== Task inputs ==

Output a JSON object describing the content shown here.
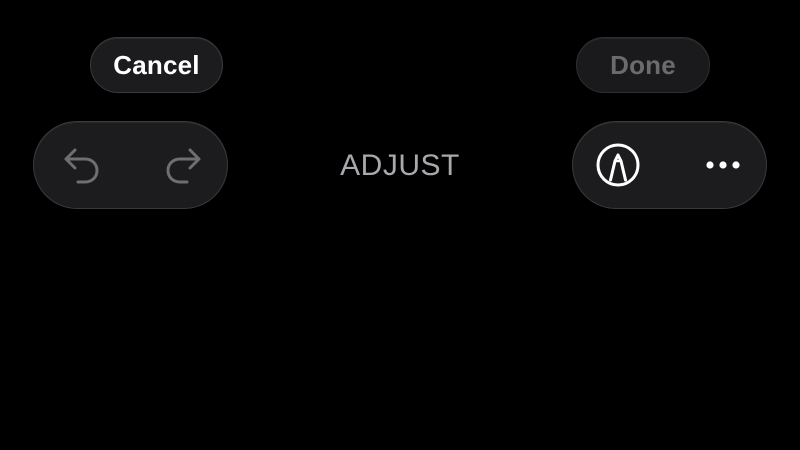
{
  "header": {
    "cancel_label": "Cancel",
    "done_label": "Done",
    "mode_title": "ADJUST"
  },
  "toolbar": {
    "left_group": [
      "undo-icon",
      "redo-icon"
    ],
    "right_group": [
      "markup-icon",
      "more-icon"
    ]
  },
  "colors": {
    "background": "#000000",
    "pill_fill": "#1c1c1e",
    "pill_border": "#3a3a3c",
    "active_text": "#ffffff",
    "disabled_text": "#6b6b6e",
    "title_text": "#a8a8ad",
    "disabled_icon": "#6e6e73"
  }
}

===

Go through the entries above and output them exactly, without pictures.

Output a JSON object describing the content shown here.
{
  "header": {
    "cancel_label": "Cancel",
    "done_label": "Done",
    "mode_title": "ADJUST"
  },
  "toolbar": {
    "left_group": [
      "undo-icon",
      "redo-icon"
    ],
    "right_group": [
      "markup-icon",
      "more-icon"
    ]
  },
  "colors": {
    "background": "#000000",
    "pill_fill": "#1c1c1e",
    "pill_border": "#3a3a3c",
    "active_text": "#ffffff",
    "disabled_text": "#6b6b6e",
    "title_text": "#a8a8ad",
    "disabled_icon": "#6e6e73"
  }
}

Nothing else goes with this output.